[Dataset listings of figures]
========================================
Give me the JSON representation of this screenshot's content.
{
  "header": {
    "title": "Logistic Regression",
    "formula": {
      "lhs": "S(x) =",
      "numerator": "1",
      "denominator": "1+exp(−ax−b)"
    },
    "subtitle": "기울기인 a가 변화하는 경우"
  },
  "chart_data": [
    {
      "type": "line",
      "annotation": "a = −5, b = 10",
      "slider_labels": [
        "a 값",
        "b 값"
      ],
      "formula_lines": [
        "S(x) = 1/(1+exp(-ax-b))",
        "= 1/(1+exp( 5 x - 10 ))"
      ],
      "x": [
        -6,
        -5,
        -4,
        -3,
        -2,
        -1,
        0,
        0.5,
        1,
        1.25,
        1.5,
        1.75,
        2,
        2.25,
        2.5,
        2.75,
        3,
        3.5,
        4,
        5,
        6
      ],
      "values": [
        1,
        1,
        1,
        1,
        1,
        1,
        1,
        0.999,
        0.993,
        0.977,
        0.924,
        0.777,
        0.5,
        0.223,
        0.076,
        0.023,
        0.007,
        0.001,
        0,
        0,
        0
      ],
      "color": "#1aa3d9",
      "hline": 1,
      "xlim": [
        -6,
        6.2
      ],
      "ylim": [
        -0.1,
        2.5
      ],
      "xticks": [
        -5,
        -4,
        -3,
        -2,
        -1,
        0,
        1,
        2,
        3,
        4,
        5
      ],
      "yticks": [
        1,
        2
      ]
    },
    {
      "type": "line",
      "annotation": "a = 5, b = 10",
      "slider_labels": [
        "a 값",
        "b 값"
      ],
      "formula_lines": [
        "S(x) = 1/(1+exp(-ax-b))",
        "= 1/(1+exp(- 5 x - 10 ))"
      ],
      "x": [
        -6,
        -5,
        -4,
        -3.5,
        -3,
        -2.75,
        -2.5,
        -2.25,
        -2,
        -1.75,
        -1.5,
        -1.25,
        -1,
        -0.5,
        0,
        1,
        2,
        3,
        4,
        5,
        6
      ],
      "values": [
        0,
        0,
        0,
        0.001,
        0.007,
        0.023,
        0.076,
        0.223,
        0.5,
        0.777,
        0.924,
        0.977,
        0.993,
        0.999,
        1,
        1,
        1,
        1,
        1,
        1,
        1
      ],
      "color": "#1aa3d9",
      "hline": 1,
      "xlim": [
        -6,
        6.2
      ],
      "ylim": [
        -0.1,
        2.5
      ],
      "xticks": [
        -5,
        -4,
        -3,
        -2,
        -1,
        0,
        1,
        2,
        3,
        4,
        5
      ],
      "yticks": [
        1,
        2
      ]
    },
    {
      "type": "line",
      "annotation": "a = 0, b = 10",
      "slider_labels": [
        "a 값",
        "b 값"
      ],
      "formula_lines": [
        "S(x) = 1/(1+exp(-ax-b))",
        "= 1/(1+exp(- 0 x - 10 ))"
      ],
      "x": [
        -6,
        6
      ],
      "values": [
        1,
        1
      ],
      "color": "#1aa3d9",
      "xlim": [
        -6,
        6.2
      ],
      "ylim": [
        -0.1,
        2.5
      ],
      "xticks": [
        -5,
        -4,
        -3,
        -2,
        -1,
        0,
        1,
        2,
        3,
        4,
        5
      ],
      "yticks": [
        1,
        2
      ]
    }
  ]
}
========================================
> **Instruction**
Every record shown above must be echoed exactly.

> **Full answer**
Give me the JSON representation of this screenshot's content.
{
  "header": {
    "title": "Logistic Regression",
    "formula": {
      "lhs": "S(x) =",
      "numerator": "1",
      "denominator": "1+exp(−ax−b)"
    },
    "subtitle": "기울기인 a가 변화하는 경우"
  },
  "chart_data": [
    {
      "type": "line",
      "annotation": "a = −5, b = 10",
      "slider_labels": [
        "a 값",
        "b 값"
      ],
      "formula_lines": [
        "S(x) = 1/(1+exp(-ax-b))",
        "= 1/(1+exp( 5 x - 10 ))"
      ],
      "x": [
        -6,
        -5,
        -4,
        -3,
        -2,
        -1,
        0,
        0.5,
        1,
        1.25,
        1.5,
        1.75,
        2,
        2.25,
        2.5,
        2.75,
        3,
        3.5,
        4,
        5,
        6
      ],
      "values": [
        1,
        1,
        1,
        1,
        1,
        1,
        1,
        0.999,
        0.993,
        0.977,
        0.924,
        0.777,
        0.5,
        0.223,
        0.076,
        0.023,
        0.007,
        0.001,
        0,
        0,
        0
      ],
      "color": "#1aa3d9",
      "hline": 1,
      "xlim": [
        -6,
        6.2
      ],
      "ylim": [
        -0.1,
        2.5
      ],
      "xticks": [
        -5,
        -4,
        -3,
        -2,
        -1,
        0,
        1,
        2,
        3,
        4,
        5
      ],
      "yticks": [
        1,
        2
      ]
    },
    {
      "type": "line",
      "annotation": "a = 5, b = 10",
      "slider_labels": [
        "a 값",
        "b 값"
      ],
      "formula_lines": [
        "S(x) = 1/(1+exp(-ax-b))",
        "= 1/(1+exp(- 5 x - 10 ))"
      ],
      "x": [
        -6,
        -5,
        -4,
        -3.5,
        -3,
        -2.75,
        -2.5,
        -2.25,
        -2,
        -1.75,
        -1.5,
        -1.25,
        -1,
        -0.5,
        0,
        1,
        2,
        3,
        4,
        5,
        6
      ],
      "values": [
        0,
        0,
        0,
        0.001,
        0.007,
        0.023,
        0.076,
        0.223,
        0.5,
        0.777,
        0.924,
        0.977,
        0.993,
        0.999,
        1,
        1,
        1,
        1,
        1,
        1,
        1
      ],
      "color": "#1aa3d9",
      "hline": 1,
      "xlim": [
        -6,
        6.2
      ],
      "ylim": [
        -0.1,
        2.5
      ],
      "xticks": [
        -5,
        -4,
        -3,
        -2,
        -1,
        0,
        1,
        2,
        3,
        4,
        5
      ],
      "yticks": [
        1,
        2
      ]
    },
    {
      "type": "line",
      "annotation": "a = 0, b = 10",
      "slider_labels": [
        "a 값",
        "b 값"
      ],
      "formula_lines": [
        "S(x) = 1/(1+exp(-ax-b))",
        "= 1/(1+exp(- 0 x - 10 ))"
      ],
      "x": [
        -6,
        6
      ],
      "values": [
        1,
        1
      ],
      "color": "#1aa3d9",
      "xlim": [
        -6,
        6.2
      ],
      "ylim": [
        -0.1,
        2.5
      ],
      "xticks": [
        -5,
        -4,
        -3,
        -2,
        -1,
        0,
        1,
        2,
        3,
        4,
        5
      ],
      "yticks": [
        1,
        2
      ]
    }
  ]
}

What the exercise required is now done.